This is something I wrote up to explain why people shouldn't try to rebarrel their own revolvers. It's long and may be more than you really want to know............

Changing a revolver barrel
A common question is "How do I change my revolvers barrel"?

Barrel work is a MAJOR pistolsmithing job and requires a considerable amount of very expensive equipment.
It involves a lot of steps that most people, including a surprising number of gunsmiths, don't even know is required.
Failure to do the job correctly insures an inaccurate revolver at best, and a destroyed frame at worst.

The common do-it-yourself technique is to use "expedient" tooling techniques that are found in old gunsmithing books, and can still be found mentioned occasionally in gun magazines.
These methods range from wrapping rope around the barrel and using it with a stick to form a sort of tourniquet to unscrew the barrel, to the most common, which is to use a hammer handle through the frame window as a "wrench".

The hammer handle method is to make up a pair of wood barrel blocks for the barrel.
The barrel is sandwiched between the blocks, and are locked in a shop vice. One writer said to "Tighten the vise until your eyes bugged out".

Objective 1 = In the text on changing a revolver barrel, what does the most common do-it-yourself method use as a "wrench"?
Objective 2 = From the text on changing a revolver barrel, copy word for word the part that opens with the words containing "Barrel work is" and closes with "for the barrel.".
Objective 3 = Carry on the text on changing a revolver barrel from its last sentence.

Source excerpt =
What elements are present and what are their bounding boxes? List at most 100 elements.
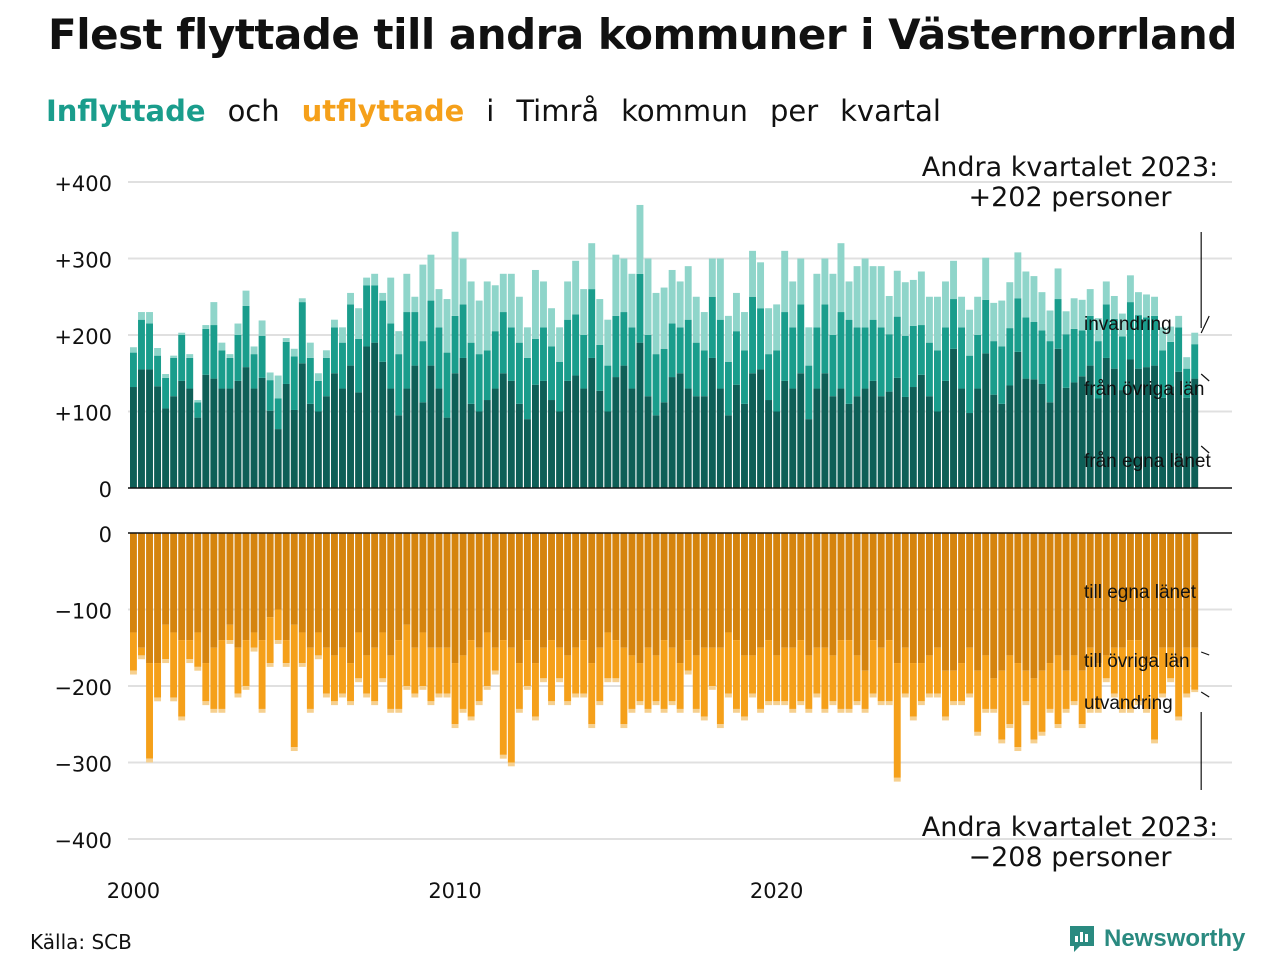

Expected output 1 = A hammer handle put through the frame window.

Expected output 2 =
Barrel work is a MAJOR pistolsmithing job and requires a considerable amount of very expensive equipment.
It involves a lot of steps that most people, including a surprising number of gunsmiths, don't even know is required.
Failure to do the job correctly insures an inaccurate revolver at best, and a destroyed frame at worst.

The common do-it-yourself technique is to use "expedient" tooling techniques that are found in old gunsmithing books, and can still be found mentioned occasionally in gun magazines.
These methods range from wrapping rope around the barrel and using it with a stick to form a sort of tourniquet to unscrew the barrel, to the most common, which is to use a hammer handle through the frame window as a "wrench".

The hammer handle method is to make up a pair of wood barrel blocks for the barrel.

Expected output 3 =
A hammer handle or a shaped wooden 2x4 is shoved through the frame and is used as a "wrench" to twist the frame off.
The new barrel is fitted by hand filing the barrel shoulder until the front sight is at 12:00, the rear of the barrel is filed, if necessary, to provide a small gap between the barrel and the cylinder, and you're off to the range to shoot your fresh re-barrel.

At least that's how it's touted as working.

In reality, when the hammer handle is used to turn the frame, one of two things happen:
Either the frame bends, or it breaks.
Revolver frames are a lot softer and easier to bend then most people suspect, and when the frame itself is used as a wrench, the frame will almost always bend.
Once bent, the frame is ruined even though it may still be shoot-able.
A bent frame will often have timing problems, and always has alignment problems. All of which cause inaccuracy and possible spitting of bullet metal.
Some owners who've tried this method of barrel work, are surprised that the factories do not have some kind of machine or device that will straighten the frame like bent car frames can sometimes be straightened.
The fact is, once bent the frame can never be repaired, and the best a factory can do is replace it.

The second thing that can happen is the frame will break.
If you look at a revolver frame just under the area where the barrel screws in, you'll see that the frame is very thin in this area.
When the unsupported frame is unscrewed with the handle, it can crack right through the threaded portion.
While there are ways to weld the crack, the very high expense of having a top level custom pistolsmith/welder do it is very prohibitive, and is reserved for repairs to revolvers of high historical value, with NO guarantee that it will work.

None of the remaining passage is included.